# [Records from a dataset]
* * * * * * *

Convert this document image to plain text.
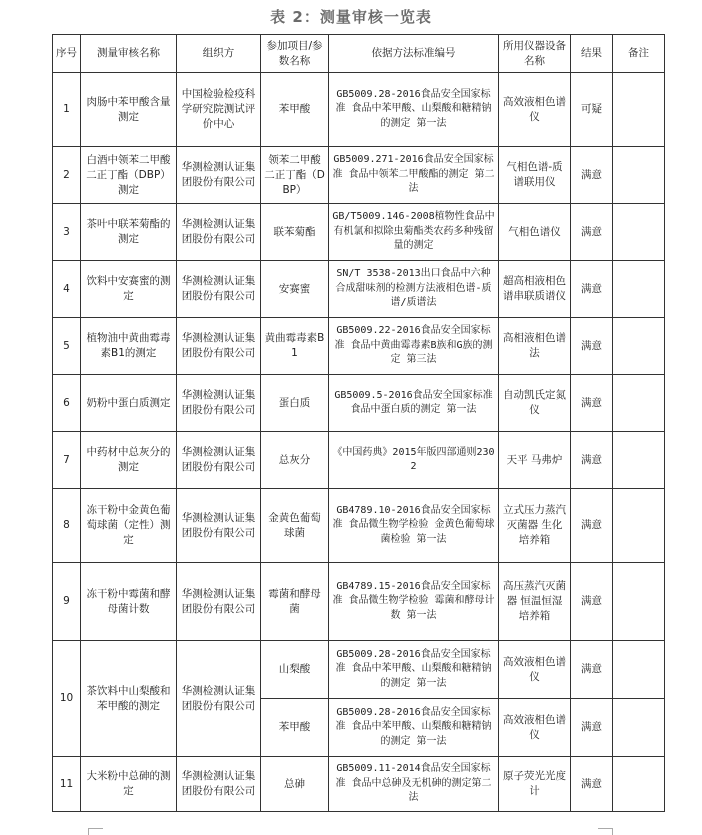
表 2：测量审核一览表
序号	测量审核名称	组织方	参加项目/参数名称	依据方法标准编号	所用仪器设备名称	结果	备注
1	肉肠中苯甲酸含量测定	中国检验检疫科学研究院测试评价中心	苯甲酸	GB5009.28-2016食品安全国家标准 食品中苯甲酸、山梨酸和糖精钠的测定 第一法	高效液相色谱仪	可疑	
2	白酒中领苯二甲酸二正丁酯（DBP）测定	华测检测认证集团股份有限公司	领苯二甲酸二正丁酯（DBP）	GB5009.271-2016食品安全国家标准 食品中领苯二甲酸酯的测定 第二法	气相色谱-质谱联用仪	满意	
3	茶叶中联苯菊酯的测定	华测检测认证集团股份有限公司	联苯菊酯	GB/T5009.146-2008植物性食品中有机氯和拟除虫菊酯类农药多种残留量的测定	气相色谱仪	满意	
4	饮料中安赛蜜的测定	华测检测认证集团股份有限公司	安赛蜜	SN/T 3538-2013出口食品中六种合成甜味剂的检测方法液相色谱-质谱/质谱法	超高相液相色谱串联质谱仪	满意	
5	植物油中黄曲霉毒素B1的测定	华测检测认证集团股份有限公司	黄曲霉毒素B1	GB5009.22-2016食品安全国家标准 食品中黄曲霉毒素B族和G族的测定 第三法	高相液相色谱法	满意	
6	奶粉中蛋白质测定	华测检测认证集团股份有限公司	蛋白质	GB5009.5-2016食品安全国家标准 食品中蛋白质的测定 第一法	自动凯氏定氮仪	满意	
7	中药材中总灰分的测定	华测检测认证集团股份有限公司	总灰分	《中国药典》2015年版四部通则2302	天平 马弗炉	满意	
8	冻干粉中金黄色葡萄球菌（定性）测定	华测检测认证集团股份有限公司	金黄色葡萄球菌	GB4789.10-2016食品安全国家标准 食品微生物学检验 金黄色葡萄球菌检验 第一法	立式压力蒸汽灭菌器 生化培养箱	满意	
9	冻干粉中霉菌和酵母菌计数	华测检测认证集团股份有限公司	霉菌和酵母菌	GB4789.15-2016食品安全国家标准 食品微生物学检验 霉菌和酵母计数 第一法	高压蒸汽灭菌器 恒温恒湿培养箱	满意	
10	茶饮料中山梨酸和苯甲酸的测定	华测检测认证集团股份有限公司	山梨酸	GB5009.28-2016食品安全国家标准 食品中苯甲酸、山梨酸和糖精钠的测定 第一法	高效液相色谱仪	满意	
			苯甲酸	GB5009.28-2016食品安全国家标准 食品中苯甲酸、山梨酸和糖精钠的测定 第一法	高效液相色谱仪	满意	
11	大米粉中总砷的测定	华测检测认证集团股份有限公司	总砷	GB5009.11-2014食品安全国家标准 食品中总砷及无机砷的测定第二法	原子荧光光度计	满意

* * * * * * *

# [TASK DETAILS]
Restate each line of the records exactly; pictures do not belong in the copy.

# [SOLUTION BELOW]
Convert this document image to plain text.
表 2：测量审核一览表
序号	测量审核名称	组织方	参加项目/参数名称	依据方法标准编号	所用仪器设备名称	结果	备注
1	肉肠中苯甲酸含量测定	中国检验检疫科学研究院测试评价中心	苯甲酸	GB5009.28-2016食品安全国家标准 食品中苯甲酸、山梨酸和糖精钠的测定 第一法	高效液相色谱仪	可疑	
2	白酒中领苯二甲酸二正丁酯（DBP）测定	华测检测认证集团股份有限公司	领苯二甲酸二正丁酯（DBP）	GB5009.271-2016食品安全国家标准 食品中领苯二甲酸酯的测定 第二法	气相色谱-质谱联用仪	满意	
3	茶叶中联苯菊酯的测定	华测检测认证集团股份有限公司	联苯菊酯	GB/T5009.146-2008植物性食品中有机氯和拟除虫菊酯类农药多种残留量的测定	气相色谱仪	满意	
4	饮料中安赛蜜的测定	华测检测认证集团股份有限公司	安赛蜜	SN/T 3538-2013出口食品中六种合成甜味剂的检测方法液相色谱-质谱/质谱法	超高相液相色谱串联质谱仪	满意	
5	植物油中黄曲霉毒素B1的测定	华测检测认证集团股份有限公司	黄曲霉毒素B1	GB5009.22-2016食品安全国家标准 食品中黄曲霉毒素B族和G族的测定 第三法	高相液相色谱法	满意	
6	奶粉中蛋白质测定	华测检测认证集团股份有限公司	蛋白质	GB5009.5-2016食品安全国家标准 食品中蛋白质的测定 第一法	自动凯氏定氮仪	满意	
7	中药材中总灰分的测定	华测检测认证集团股份有限公司	总灰分	《中国药典》2015年版四部通则2302	天平 马弗炉	满意	
8	冻干粉中金黄色葡萄球菌（定性）测定	华测检测认证集团股份有限公司	金黄色葡萄球菌	GB4789.10-2016食品安全国家标准 食品微生物学检验 金黄色葡萄球菌检验 第一法	立式压力蒸汽灭菌器 生化培养箱	满意	
9	冻干粉中霉菌和酵母菌计数	华测检测认证集团股份有限公司	霉菌和酵母菌	GB4789.15-2016食品安全国家标准 食品微生物学检验 霉菌和酵母计数 第一法	高压蒸汽灭菌器 恒温恒湿培养箱	满意	
10	茶饮料中山梨酸和苯甲酸的测定	华测检测认证集团股份有限公司	山梨酸	GB5009.28-2016食品安全国家标准 食品中苯甲酸、山梨酸和糖精钠的测定 第一法	高效液相色谱仪	满意	
			苯甲酸	GB5009.28-2016食品安全国家标准 食品中苯甲酸、山梨酸和糖精钠的测定 第一法	高效液相色谱仪	满意	
11	大米粉中总砷的测定	华测检测认证集团股份有限公司	总砷	GB5009.11-2014食品安全国家标准 食品中总砷及无机砷的测定第二法	原子荧光光度计	满意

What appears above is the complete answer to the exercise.